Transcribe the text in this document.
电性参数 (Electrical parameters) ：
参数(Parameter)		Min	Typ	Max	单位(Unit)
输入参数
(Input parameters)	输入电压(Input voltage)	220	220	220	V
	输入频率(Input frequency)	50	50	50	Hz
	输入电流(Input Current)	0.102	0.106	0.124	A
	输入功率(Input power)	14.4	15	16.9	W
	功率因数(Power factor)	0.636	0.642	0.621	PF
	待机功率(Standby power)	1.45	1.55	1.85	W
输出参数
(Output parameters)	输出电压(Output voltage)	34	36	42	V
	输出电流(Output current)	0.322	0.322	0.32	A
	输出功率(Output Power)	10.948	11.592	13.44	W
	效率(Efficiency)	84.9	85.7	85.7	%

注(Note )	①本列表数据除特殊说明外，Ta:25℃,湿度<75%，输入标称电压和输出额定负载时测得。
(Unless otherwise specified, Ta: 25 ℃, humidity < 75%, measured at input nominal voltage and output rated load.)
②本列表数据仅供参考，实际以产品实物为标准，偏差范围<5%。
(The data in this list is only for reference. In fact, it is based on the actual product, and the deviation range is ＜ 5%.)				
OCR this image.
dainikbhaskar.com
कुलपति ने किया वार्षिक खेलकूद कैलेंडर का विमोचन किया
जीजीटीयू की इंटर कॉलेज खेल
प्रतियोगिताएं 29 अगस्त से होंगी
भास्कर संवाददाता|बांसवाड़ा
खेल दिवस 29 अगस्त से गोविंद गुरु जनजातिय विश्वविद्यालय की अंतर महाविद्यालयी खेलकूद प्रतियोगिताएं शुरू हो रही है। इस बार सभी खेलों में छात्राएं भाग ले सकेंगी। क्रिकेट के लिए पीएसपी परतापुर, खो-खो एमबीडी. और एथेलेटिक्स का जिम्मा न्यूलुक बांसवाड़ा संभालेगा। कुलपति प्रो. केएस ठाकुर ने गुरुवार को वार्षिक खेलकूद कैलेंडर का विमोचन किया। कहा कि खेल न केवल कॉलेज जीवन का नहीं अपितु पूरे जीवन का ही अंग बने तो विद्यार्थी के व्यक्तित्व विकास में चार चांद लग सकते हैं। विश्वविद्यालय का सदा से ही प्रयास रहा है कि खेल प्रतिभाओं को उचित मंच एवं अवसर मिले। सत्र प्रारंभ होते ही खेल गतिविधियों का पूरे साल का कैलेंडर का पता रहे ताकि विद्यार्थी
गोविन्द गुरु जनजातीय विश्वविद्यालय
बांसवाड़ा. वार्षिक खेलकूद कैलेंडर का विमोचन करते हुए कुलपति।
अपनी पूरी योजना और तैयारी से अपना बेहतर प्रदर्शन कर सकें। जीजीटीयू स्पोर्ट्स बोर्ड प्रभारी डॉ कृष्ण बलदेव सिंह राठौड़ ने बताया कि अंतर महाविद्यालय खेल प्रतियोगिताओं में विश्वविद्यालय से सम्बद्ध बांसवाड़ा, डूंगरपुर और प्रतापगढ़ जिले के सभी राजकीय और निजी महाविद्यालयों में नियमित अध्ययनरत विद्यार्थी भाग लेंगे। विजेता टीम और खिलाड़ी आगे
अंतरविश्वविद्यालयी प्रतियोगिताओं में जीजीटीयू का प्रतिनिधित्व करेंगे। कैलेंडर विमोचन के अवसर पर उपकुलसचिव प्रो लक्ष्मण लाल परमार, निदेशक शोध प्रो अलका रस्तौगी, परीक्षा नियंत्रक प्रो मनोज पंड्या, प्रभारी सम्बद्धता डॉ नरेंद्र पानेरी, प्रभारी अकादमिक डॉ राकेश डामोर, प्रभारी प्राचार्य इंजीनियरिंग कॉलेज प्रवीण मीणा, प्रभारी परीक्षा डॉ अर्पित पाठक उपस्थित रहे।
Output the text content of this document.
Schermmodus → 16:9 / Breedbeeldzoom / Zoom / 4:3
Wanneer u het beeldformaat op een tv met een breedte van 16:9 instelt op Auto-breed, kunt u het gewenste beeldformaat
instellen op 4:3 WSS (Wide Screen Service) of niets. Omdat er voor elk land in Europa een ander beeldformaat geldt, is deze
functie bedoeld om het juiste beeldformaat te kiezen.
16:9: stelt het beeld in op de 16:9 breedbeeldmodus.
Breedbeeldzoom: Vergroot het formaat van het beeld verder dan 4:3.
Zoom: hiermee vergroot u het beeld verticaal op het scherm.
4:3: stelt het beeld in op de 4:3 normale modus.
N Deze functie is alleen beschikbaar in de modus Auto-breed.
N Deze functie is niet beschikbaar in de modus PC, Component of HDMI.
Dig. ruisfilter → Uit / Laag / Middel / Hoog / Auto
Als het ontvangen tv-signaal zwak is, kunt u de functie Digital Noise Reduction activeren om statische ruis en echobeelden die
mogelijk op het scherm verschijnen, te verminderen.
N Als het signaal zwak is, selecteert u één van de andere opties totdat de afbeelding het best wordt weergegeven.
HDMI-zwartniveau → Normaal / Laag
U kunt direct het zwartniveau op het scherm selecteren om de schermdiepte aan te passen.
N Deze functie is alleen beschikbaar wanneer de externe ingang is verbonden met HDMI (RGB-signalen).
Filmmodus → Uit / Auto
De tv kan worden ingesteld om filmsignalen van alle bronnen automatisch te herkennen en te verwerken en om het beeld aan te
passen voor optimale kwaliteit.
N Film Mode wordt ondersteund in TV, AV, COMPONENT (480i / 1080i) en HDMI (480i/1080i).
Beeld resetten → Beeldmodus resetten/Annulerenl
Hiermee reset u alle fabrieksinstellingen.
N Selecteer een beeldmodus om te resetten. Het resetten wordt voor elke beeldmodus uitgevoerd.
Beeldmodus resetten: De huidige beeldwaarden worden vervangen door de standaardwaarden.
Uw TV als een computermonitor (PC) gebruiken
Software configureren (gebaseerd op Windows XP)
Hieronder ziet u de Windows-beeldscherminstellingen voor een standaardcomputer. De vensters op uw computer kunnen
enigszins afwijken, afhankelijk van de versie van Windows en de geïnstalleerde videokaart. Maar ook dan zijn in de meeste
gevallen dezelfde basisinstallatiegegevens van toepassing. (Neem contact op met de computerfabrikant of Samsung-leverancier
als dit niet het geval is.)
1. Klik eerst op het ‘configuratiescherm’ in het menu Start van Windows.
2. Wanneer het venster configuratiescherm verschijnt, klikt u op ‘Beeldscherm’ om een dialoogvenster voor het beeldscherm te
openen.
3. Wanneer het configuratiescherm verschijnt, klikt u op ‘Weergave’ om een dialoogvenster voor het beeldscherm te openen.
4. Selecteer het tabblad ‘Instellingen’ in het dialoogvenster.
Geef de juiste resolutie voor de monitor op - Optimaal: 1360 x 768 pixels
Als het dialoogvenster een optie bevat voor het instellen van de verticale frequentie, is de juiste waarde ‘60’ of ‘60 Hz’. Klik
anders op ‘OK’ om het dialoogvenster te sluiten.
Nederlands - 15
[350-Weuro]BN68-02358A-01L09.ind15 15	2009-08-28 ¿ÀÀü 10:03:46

Short task: Print all the data exactly.

Written response:
Transcribe the text in this document.
电性参数 (Electrical parameters) ：
参数(Parameter)		Min	Typ	Max	单位(Unit)
输入参数
(Input parameters)	输入电压(Input voltage)	220	220	220	V
	输入频率(Input frequency)	50	50	50	Hz
	输入电流(Input Current)	0.102	0.106	0.124	A
	输入功率(Input power)	14.4	15	16.9	W
	功率因数(Power factor)	0.636	0.642	0.621	PF
	待机功率(Standby power)	1.45	1.55	1.85	W
输出参数
(Output parameters)	输出电压(Output voltage)	34	36	42	V
	输出电流(Output current)	0.322	0.322	0.32	A
	输出功率(Output Power)	10.948	11.592	13.44	W
	效率(Efficiency)	84.9	85.7	85.7	%

注(Note )	①本列表数据除特殊说明外，Ta:25℃,湿度<75%，输入标称电压和输出额定负载时测得。
(Unless otherwise specified, Ta: 25 ℃, humidity < 75%, measured at input nominal voltage and output rated load.)
②本列表数据仅供参考，实际以产品实物为标准，偏差范围<5%。
(The data in this list is only for reference. In fact, it is based on the actual product, and the deviation range is ＜ 5%.)				
OCR this image.
dainikbhaskar.com
कुलपति ने किया वार्षिक खेलकूद कैलेंडर का विमोचन किया
जीजीटीयू की इंटर कॉलेज खेल
प्रतियोगिताएं 29 अगस्त से होंगी
भास्कर संवाददाता|बांसवाड़ा
खेल दिवस 29 अगस्त से गोविंद गुरु जनजातिय विश्वविद्यालय की अंतर महाविद्यालयी खेलकूद प्रतियोगिताएं शुरू हो रही है। इस बार सभी खेलों में छात्राएं भाग ले सकेंगी। क्रिकेट के लिए पीएसपी परतापुर, खो-खो एमबीडी. और एथेलेटिक्स का जिम्मा न्यूलुक बांसवाड़ा संभालेगा। कुलपति प्रो. केएस ठाकुर ने गुरुवार को वार्षिक खेलकूद कैलेंडर का विमोचन किया। कहा कि खेल न केवल कॉलेज जीवन का नहीं अपितु पूरे जीवन का ही अंग बने तो विद्यार्थी के व्यक्तित्व विकास में चार चांद लग सकते हैं। विश्वविद्यालय का सदा से ही प्रयास रहा है कि खेल प्रतिभाओं को उचित मंच एवं अवसर मिले। सत्र प्रारंभ होते ही खेल गतिविधियों का पूरे साल का कैलेंडर का पता रहे ताकि विद्यार्थी
गोविन्द गुरु जनजातीय विश्वविद्यालय
बांसवाड़ा. वार्षिक खेलकूद कैलेंडर का विमोचन करते हुए कुलपति।
अपनी पूरी योजना और तैयारी से अपना बेहतर प्रदर्शन कर सकें। जीजीटीयू स्पोर्ट्स बोर्ड प्रभारी डॉ कृष्ण बलदेव सिंह राठौड़ ने बताया कि अंतर महाविद्यालय खेल प्रतियोगिताओं में विश्वविद्यालय से सम्बद्ध बांसवाड़ा, डूंगरपुर और प्रतापगढ़ जिले के सभी राजकीय और निजी महाविद्यालयों में नियमित अध्ययनरत विद्यार्थी भाग लेंगे। विजेता टीम और खिलाड़ी आगे
अंतरविश्वविद्यालयी प्रतियोगिताओं में जीजीटीयू का प्रतिनिधित्व करेंगे। कैलेंडर विमोचन के अवसर पर उपकुलसचिव प्रो लक्ष्मण लाल परमार, निदेशक शोध प्रो अलका रस्तौगी, परीक्षा नियंत्रक प्रो मनोज पंड्या, प्रभारी सम्बद्धता डॉ नरेंद्र पानेरी, प्रभारी अकादमिक डॉ राकेश डामोर, प्रभारी प्राचार्य इंजीनियरिंग कॉलेज प्रवीण मीणा, प्रभारी परीक्षा डॉ अर्पित पाठक उपस्थित रहे।
Output the text content of this document.
Schermmodus → 16:9 / Breedbeeldzoom / Zoom / 4:3
Wanneer u het beeldformaat op een tv met een breedte van 16:9 instelt op Auto-breed, kunt u het gewenste beeldformaat
instellen op 4:3 WSS (Wide Screen Service) of niets. Omdat er voor elk land in Europa een ander beeldformaat geldt, is deze
functie bedoeld om het juiste beeldformaat te kiezen.
16:9: stelt het beeld in op de 16:9 breedbeeldmodus.
Breedbeeldzoom: Vergroot het formaat van het beeld verder dan 4:3.
Zoom: hiermee vergroot u het beeld verticaal op het scherm.
4:3: stelt het beeld in op de 4:3 normale modus.
N Deze functie is alleen beschikbaar in de modus Auto-breed.
N Deze functie is niet beschikbaar in de modus PC, Component of HDMI.
Dig. ruisfilter → Uit / Laag / Middel / Hoog / Auto
Als het ontvangen tv-signaal zwak is, kunt u de functie Digital Noise Reduction activeren om statische ruis en echobeelden die
mogelijk op het scherm verschijnen, te verminderen.
N Als het signaal zwak is, selecteert u één van de andere opties totdat de afbeelding het best wordt weergegeven.
HDMI-zwartniveau → Normaal / Laag
U kunt direct het zwartniveau op het scherm selecteren om de schermdiepte aan te passen.
N Deze functie is alleen beschikbaar wanneer de externe ingang is verbonden met HDMI (RGB-signalen).
Filmmodus → Uit / Auto
De tv kan worden ingesteld om filmsignalen van alle bronnen automatisch te herkennen en te verwerken en om het beeld aan te
passen voor optimale kwaliteit.
N Film Mode wordt ondersteund in TV, AV, COMPONENT (480i / 1080i) en HDMI (480i/1080i).
Beeld resetten → Beeldmodus resetten/Annulerenl
Hiermee reset u alle fabrieksinstellingen.
N Selecteer een beeldmodus om te resetten. Het resetten wordt voor elke beeldmodus uitgevoerd.
Beeldmodus resetten: De huidige beeldwaarden worden vervangen door de standaardwaarden.
Uw TV als een computermonitor (PC) gebruiken
Software configureren (gebaseerd op Windows XP)
Hieronder ziet u de Windows-beeldscherminstellingen voor een standaardcomputer. De vensters op uw computer kunnen
enigszins afwijken, afhankelijk van de versie van Windows en de geïnstalleerde videokaart. Maar ook dan zijn in de meeste
gevallen dezelfde basisinstallatiegegevens van toepassing. (Neem contact op met de computerfabrikant of Samsung-leverancier
als dit niet het geval is.)
1. Klik eerst op het ‘configuratiescherm’ in het menu Start van Windows.
2. Wanneer het venster configuratiescherm verschijnt, klikt u op ‘Beeldscherm’ om een dialoogvenster voor het beeldscherm te
openen.
3. Wanneer het configuratiescherm verschijnt, klikt u op ‘Weergave’ om een dialoogvenster voor het beeldscherm te openen.
4. Selecteer het tabblad ‘Instellingen’ in het dialoogvenster.
Geef de juiste resolutie voor de monitor op - Optimaal: 1360 x 768 pixels
Als het dialoogvenster een optie bevat voor het instellen van de verticale frequentie, is de juiste waarde ‘60’ of ‘60 Hz’. Klik
anders op ‘OK’ om het dialoogvenster te sluiten.
Nederlands - 15
[350-Weuro]BN68-02358A-01L09.ind15 15	2009-08-28 ¿ÀÀü 10:03:46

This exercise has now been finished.